A block of data:
··········

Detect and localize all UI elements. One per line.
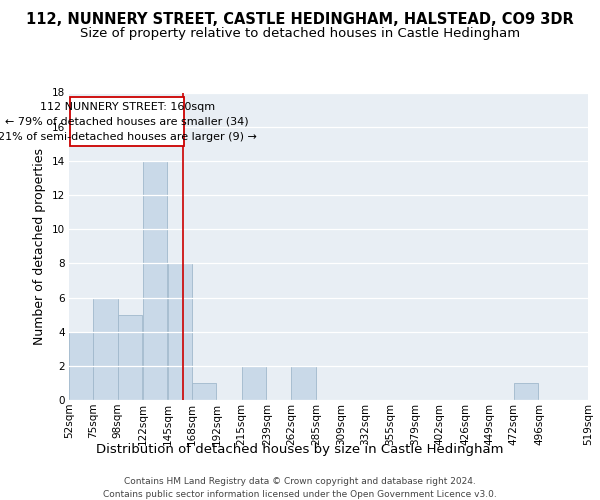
FancyBboxPatch shape [70,97,184,146]
Bar [143,161,167,400]
Bar [192,383,216,400]
Bar [69,332,94,400]
Bar [242,366,266,400]
Bar [292,366,316,400]
Bar [118,314,142,400]
Text: 21% of semi-detached houses are larger (9) →: 21% of semi-detached houses are larger (… [0,132,257,142]
Bar [167,264,192,400]
Y-axis label: Number of detached properties: Number of detached properties [33,148,46,345]
Text: 112, NUNNERY STREET, CASTLE HEDINGHAM, HALSTEAD, CO9 3DR: 112, NUNNERY STREET, CASTLE HEDINGHAM, H… [26,12,574,28]
Text: ← 79% of detached houses are smaller (34): ← 79% of detached houses are smaller (34… [5,117,249,127]
Text: 112 NUNNERY STREET: 160sqm: 112 NUNNERY STREET: 160sqm [40,102,215,112]
Text: Size of property relative to detached houses in Castle Hedingham: Size of property relative to detached ho… [80,28,520,40]
Text: Contains public sector information licensed under the Open Government Licence v3: Contains public sector information licen… [103,490,497,499]
Bar [514,383,538,400]
Bar [94,298,118,400]
Text: Distribution of detached houses by size in Castle Hedingham: Distribution of detached houses by size … [96,442,504,456]
Text: Contains HM Land Registry data © Crown copyright and database right 2024.: Contains HM Land Registry data © Crown c… [124,478,476,486]
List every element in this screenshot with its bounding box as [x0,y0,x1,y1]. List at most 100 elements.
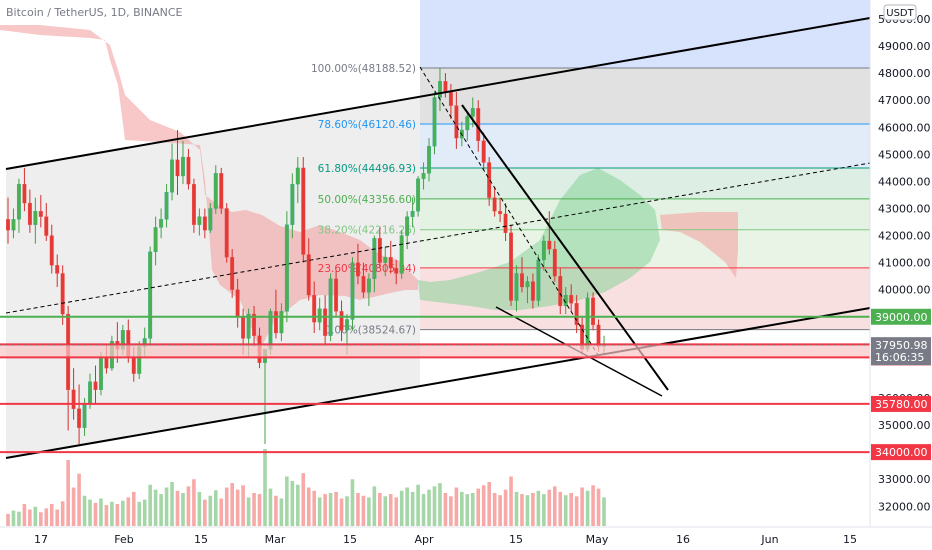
volume-bar [574,496,579,526]
level-badge-34000 [871,444,931,461]
volume-bar [197,491,202,526]
volume-bar [137,501,142,526]
candle-body [148,251,153,339]
volume-bar [591,485,595,526]
volume-bar [115,504,120,526]
candle-body [530,281,535,301]
volume-bar [405,487,409,526]
time-tick: 17 [34,533,48,546]
candle-body [6,219,10,231]
candle-body [339,311,344,331]
candle-body [202,216,207,231]
candle-body [252,313,257,336]
volume-bar [213,490,218,526]
fib-label-1: 78.60%(46120.46) [318,119,416,131]
candle-body [49,235,54,266]
volume-bar [192,479,196,526]
candle-body [328,278,333,336]
volume-bar [394,497,399,526]
volume-bar [383,496,388,526]
time-tick: 15 [343,533,357,546]
volume-bar [99,498,103,526]
volume-bar [476,488,481,526]
candle-body [448,91,453,106]
candle-body [432,97,437,147]
candle-body [536,259,541,301]
volume-bar [470,493,475,526]
volume-bar [306,487,311,526]
candle-body [208,208,213,231]
volume-bar [361,495,366,526]
volume-bar [514,491,519,526]
symbol-title: Bitcoin / TetherUS, 1D, BINANCE [6,6,183,19]
candle-body [366,278,371,293]
volume-bar [416,484,420,526]
fib-label-6: 0.00%(38524.67) [324,325,416,337]
candle-body [361,276,366,293]
volume-bar [410,491,415,526]
candle-body [498,211,503,215]
candle-body [492,197,497,212]
candle-body [585,297,590,350]
candle-body [487,162,492,198]
volume-bar [175,490,180,526]
candle-body [295,167,300,185]
level-badge-label-34000: 34000.00 [875,446,928,459]
volume-bar [552,486,557,526]
level-badge-label-35780: 35780.00 [875,398,928,411]
candle-body [345,319,349,331]
support-zone-band [0,344,870,358]
volume-bar [509,476,513,526]
candle-body [394,267,399,274]
candle-body [591,297,596,326]
last-price-badge [871,337,931,366]
volume-bar [104,505,109,526]
volume-bar [252,493,256,526]
candle-body [181,156,185,177]
volume-bar [399,490,404,526]
volume-bar [39,512,43,526]
candle-body [306,254,311,296]
candle-body [558,276,563,307]
volume-bar [569,493,573,526]
candle-body [82,403,87,428]
volume-bar [388,494,393,526]
candle-body [88,381,92,404]
candle-body [235,289,240,317]
volume-bar [44,508,49,526]
volume-bar [49,504,54,526]
price-tick: 33000.00 [878,473,931,486]
volume-bar [230,483,234,526]
volume-bar [525,495,530,526]
candle-body [219,173,224,209]
time-axis[interactable]: 17 Feb 15 Mar 15 Apr 15 May 16 Jun 15 [0,526,932,546]
volume-bar [339,498,344,526]
candle-body [284,224,289,312]
volume-bar [121,500,125,526]
candle-body [312,294,317,323]
volume-bar [82,495,87,526]
candle-body [153,227,158,252]
time-tick: May [586,533,609,546]
candle-body [27,202,32,225]
currency-selector-box[interactable] [883,4,917,21]
volume-bar [498,495,502,526]
currency-selector[interactable]: USDT [883,4,917,21]
volume-bar [142,499,147,526]
candle-body [55,265,60,274]
volume-bar [542,494,546,526]
time-tick: 15 [194,533,208,546]
candle-body [279,311,284,334]
volume-bar [285,476,289,526]
candle-body [377,238,382,263]
candle-body [525,281,530,288]
candle-body [175,159,180,177]
candle-body [164,192,169,220]
volume-bar [432,486,437,526]
volume-bars [6,449,606,526]
volume-bar [367,497,371,526]
volume-bar [492,493,497,526]
volume-bar [350,479,355,526]
price-tick: 40000.00 [878,284,931,297]
candle-body [416,178,421,212]
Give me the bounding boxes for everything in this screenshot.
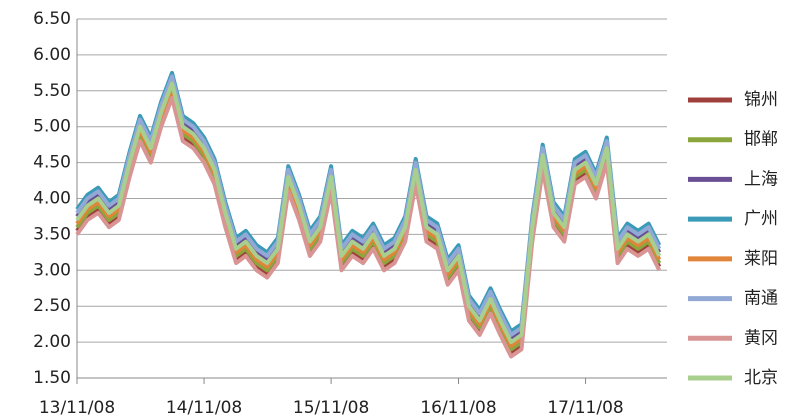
y-tick-label: 6.50 bbox=[33, 9, 71, 29]
series-line bbox=[75, 92, 662, 355]
y-tick-label: 5.50 bbox=[33, 81, 71, 101]
x-tick-label: 16/11/08 bbox=[420, 398, 496, 418]
y-tick-label: 3.00 bbox=[33, 260, 71, 280]
x-tick-label: 14/11/08 bbox=[166, 398, 242, 418]
y-tick-label: 3.50 bbox=[33, 224, 71, 244]
y-tick-label: 1.50 bbox=[33, 368, 71, 388]
legend-label: 莱阳 bbox=[744, 249, 778, 269]
y-tick-label: 4.00 bbox=[33, 189, 71, 209]
legend-label: 北京 bbox=[744, 368, 778, 388]
x-tick-label: 17/11/08 bbox=[547, 398, 623, 418]
legend-label: 黄冈 bbox=[744, 328, 778, 348]
y-tick-label: 2.00 bbox=[33, 332, 71, 352]
series-line bbox=[75, 96, 662, 359]
y-tick-label: 6.00 bbox=[33, 45, 71, 65]
legend-label: 锦州 bbox=[744, 90, 778, 110]
y-tick-label: 5.00 bbox=[33, 117, 71, 137]
series-line bbox=[75, 88, 662, 352]
legend-label: 邯郸 bbox=[744, 130, 778, 150]
x-tick-label: 15/11/08 bbox=[293, 398, 369, 418]
y-tick-label: 2.50 bbox=[33, 296, 71, 316]
legend-label: 广州 bbox=[744, 209, 778, 229]
y-tick-label: 4.50 bbox=[33, 153, 71, 173]
legend-label: 南通 bbox=[744, 289, 778, 309]
x-tick-label: 13/11/08 bbox=[39, 398, 115, 418]
legend-label: 上海 bbox=[744, 169, 778, 189]
series-line bbox=[75, 85, 662, 348]
series-line bbox=[75, 81, 662, 345]
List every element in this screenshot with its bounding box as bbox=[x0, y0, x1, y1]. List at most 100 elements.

··········

→ Exercise prompt: Output every line of the records above as a Markdown table with the columns "Row" and "Line", one numbered row per line. Skip blank lines, and leave the pictures out of the answer.

→ Result of the task:
| Row | Line |
|---|---|
| 1 | Detect and localize all UI elements. One per line. |
| 2 | FancyBboxPatch shape [70,97,184,146] |
| 3 | Bar [143,161,167,400] |
| 4 | Bar [192,383,216,400] |
| 5 | Bar [69,332,94,400] |
| 6 | Bar [242,366,266,400] |
| 7 | Bar [292,366,316,400] |
| 8 | Bar [118,314,142,400] |
| 9 | Text: 21% of semi-detached houses are larger (9) →: 21% of semi-detached houses are larger (… [0,132,257,142] |
| 10 | Bar [167,264,192,400] |
| 11 | Y-axis label: Number of detached properties: Number of detached properties [33,148,46,345] |
| 12 | Text: 112, NUNNERY STREET, CASTLE HEDINGHAM, HALSTEAD, CO9 3DR: 112, NUNNERY STREET, CASTLE HEDINGHAM, H… [26,12,574,28] |
| 13 | Text: ← 79% of detached houses are smaller (34): ← 79% of detached houses are smaller (34… [5,117,249,127] |
| 14 | Text: 112 NUNNERY STREET: 160sqm: 112 NUNNERY STREET: 160sqm [40,102,215,112] |
| 15 | Text: Size of property relative to detached houses in Castle Hedingham: Size of property relative to detached ho… [80,28,520,40] |
| 16 | Text: Contains public sector information licensed under the Open Government Licence v3: Contains public sector information licen… [103,490,497,499] |
| 17 | Bar [514,383,538,400] |
| 18 | Bar [94,298,118,400] |
| 19 | Text: Distribution of detached houses by size in Castle Hedingham: Distribution of detached houses by size … [96,442,504,456] |
| 20 | Text: Contains HM Land Registry data © Crown copyright and database right 2024.: Contains HM Land Registry data © Crown c… [124,478,476,486] |
| 21 | List every element in this screenshot with its bounding box as [x0,y0,x1,y1]. List at most 100 elements. |
| 22 | volume-bar [574,496,579,526] |
| 23 | level-badge-34000 [871,444,931,461] |
| 24 | volume-bar [197,491,202,526] |
| 25 | volume-bar [137,501,142,526] |
| 26 | candle-body [148,251,153,339] |
| 27 | volume-bar [591,485,595,526] |
| 28 | volume-bar [115,504,120,526] |
| 29 | candle-body [530,281,535,301] |
| 30 | volume-bar [405,487,409,526] |
| 31 | time-tick: 17 [34,533,48,546] |
| 32 | candle-body [6,219,10,231] |
| 33 | candle-body [339,311,344,331] |
| 34 | candle-body [202,216,207,231] |
| 35 | candle-body [252,313,257,336] |
| 36 | volume-bar [213,490,218,526] |
| 37 | fib-label-1: 78.60%(46120.46) [318,119,416,131] |
| 38 | candle-body [49,235,54,266] |
| 39 | volume-bar [192,479,196,526] |
| 40 | candle-body [328,278,333,336] |
| 41 | volume-bar [394,497,399,526] |
| 42 | volume-bar [383,496,388,526] |
| 43 | time-tick: 15 [343,533,357,546] |
| 44 | volume-bar [99,498,103,526] |
| 45 | volume-bar [476,488,481,526] |
| 46 | candle-body [448,91,453,106] |
| 47 | candle-body [432,97,437,147] |
| 48 | candle-body [536,259,541,301] |
| 49 | volume-bar [470,493,475,526] |
| 50 | volume-bar [306,487,311,526] |
| 51 | candle-body [208,208,213,231] |
| 52 | volume-bar [361,495,366,526] |
| 53 | volume-bar [514,491,519,526] |
| 54 | symbol-title: Bitcoin / TetherUS, 1D, BINANCE [6,6,183,19] |
| 55 | candle-body [366,278,371,293] |
| 56 | volume-bar [416,484,420,526] |
| 57 | fib-label-6: 0.00%(38524.67) [324,325,416,337] |
| 58 | candle-body [361,276,366,293] |
| 59 | volume-bar [410,491,415,526] |
| 60 | candle-body [498,211,503,215] |
| 61 | candle-body [492,197,497,212] |
| 62 | candle-body [585,297,590,350] |
| 63 | candle-body [487,162,492,198] |
| 64 | volume-bar [175,490,180,526] |
| 65 | candle-body [295,167,300,185] |
| 66 | level-badge-label-34000: 34000.00 [875,446,928,459] |
| 67 | volume-bar [552,486,557,526] |
| 68 | level-badge-label-35780: 35780.00 [875,398,928,411] |
| 69 | candle-body [345,319,349,331] |
| 70 | support-zone-band [0,344,870,358] |
| 71 | volume-bar [509,476,513,526] |
| 72 | candle-body [394,267,399,274] |
| 73 | candle-body [591,297,596,326] |
| 74 | last-price-badge [871,337,931,366] |
| 75 | volume-bar [104,505,109,526] |
| 76 | volume-bar [252,493,256,526] |
| 77 | candle-body [181,156,185,177] |
| 78 | volume-bar [399,490,404,526] |
| 79 | volume-bar [39,512,43,526] |
| 80 | candle-body [306,254,311,296] |
| 81 | candle-body [558,276,563,307] |
| 82 | volume-bar [569,493,573,526] |
| 83 | candle-body [82,403,87,428] |
| 84 | volume-bar [388,494,393,526] |
| 85 | candle-body [88,381,92,404] |
| 86 | candle-body [235,289,240,317] |
| 87 | volume-bar [44,508,49,526] |
| 88 | volume-bar [49,504,54,526] |
| 89 | price-tick: 33000.00 [878,473,931,486] |
| 90 | volume-bar [230,483,234,526] |
| 91 | volume-bar [525,495,530,526] |
| 92 | candle-body [219,173,224,209] |
| 93 | time-axis[interactable]: 17 Feb 15 Mar 15 Apr 15 May 16 Jun 15 [0,526,932,546] |
| 94 | volume-bar [339,498,344,526] |
| 95 | candle-body [284,224,289,312] |
| 96 | volume-bar [121,500,125,526] |
| 97 | candle-body [312,294,317,323] |
| 98 | volume-bar [82,495,87,526] |
| 99 | candle-body [153,227,158,252] |
| 100 | time-tick: May [586,533,609,546] |
| 101 | candle-body [27,202,32,225] |
| 102 | currency-selector-box[interactable] [883,4,917,21] |
| 103 | volume-bar [498,495,502,526] |
| 104 | currency-selector[interactable]: USDT [883,4,917,21] |
| 105 | volume-bar [142,499,147,526] |
| 106 | candle-body [55,265,60,274] |
| 107 | volume-bar [542,494,546,526] |
| 108 | time-tick: 15 [194,533,208,546] |
| 109 | candle-body [279,311,284,334] |
| 110 | volume-bar [285,476,289,526] |
| 111 | candle-body [377,238,382,263] |
| 112 | candle-body [525,281,530,288] |
| 113 | candle-body [175,159,180,177] |
| 114 | candle-body [164,192,169,220] |
| 115 | volume-bar [432,486,437,526] |
| 116 | volume-bars [6,449,606,526] |
| 117 | volume-bar [367,497,371,526] |
| 118 | volume-bar [492,493,497,526] |
| 119 | volume-bar [350,479,355,526] |
| 120 | price-tick: 40000.00 [878,284,931,297] |
| 121 | candle-body [416,178,421,212] |
| 122 | Give me the bounding boxes for everything in this screenshot. |
| 123 | y-tick-label: 6.50 bbox=[33, 9, 71, 29] |
| 124 | series-line bbox=[75, 92, 662, 355] |
| 125 | y-tick-label: 5.50 bbox=[33, 81, 71, 101] |
| 126 | x-tick-label: 16/11/08 bbox=[420, 398, 496, 418] |
| 127 | y-tick-label: 3.00 bbox=[33, 260, 71, 280] |
| 128 | x-tick-label: 14/11/08 bbox=[166, 398, 242, 418] |
| 129 | y-tick-label: 3.50 bbox=[33, 224, 71, 244] |
| 130 | y-tick-label: 1.50 bbox=[33, 368, 71, 388] |
| 131 | legend-label: 莱阳 bbox=[744, 249, 778, 269] |
| 132 | y-tick-label: 4.00 bbox=[33, 189, 71, 209] |
| 133 | legend-label: 北京 bbox=[744, 368, 778, 388] |
| 134 | x-tick-label: 17/11/08 bbox=[547, 398, 623, 418] |
| 135 | legend-label: 黄冈 bbox=[744, 328, 778, 348] |
| 136 | y-tick-label: 2.00 bbox=[33, 332, 71, 352] |
| 137 | series-line bbox=[75, 96, 662, 359] |
| 138 | y-tick-label: 6.00 bbox=[33, 45, 71, 65] |
| 139 | legend-label: 锦州 bbox=[744, 90, 778, 110] |
| 140 | y-tick-label: 5.00 bbox=[33, 117, 71, 137] |
| 141 | series-line bbox=[75, 88, 662, 352] |
| 142 | legend-label: 邯郸 bbox=[744, 130, 778, 150] |
| 143 | x-tick-label: 15/11/08 bbox=[293, 398, 369, 418] |
| 144 | y-tick-label: 2.50 bbox=[33, 296, 71, 316] |
| 145 | legend-label: 广州 bbox=[744, 209, 778, 229] |
| 146 | y-tick-label: 4.50 bbox=[33, 153, 71, 173] |
| 147 | legend-label: 南通 bbox=[744, 289, 778, 309] |
| 148 | x-tick-label: 13/11/08 bbox=[39, 398, 115, 418] |
| 149 | legend-label: 上海 bbox=[744, 169, 778, 189] |
| 150 | series-line bbox=[75, 85, 662, 348] |
| 151 | series-line bbox=[75, 81, 662, 345] |
| 152 | List every element in this screenshot with its bounding box as bbox=[x0, y0, x1, y1]. List at most 100 elements. |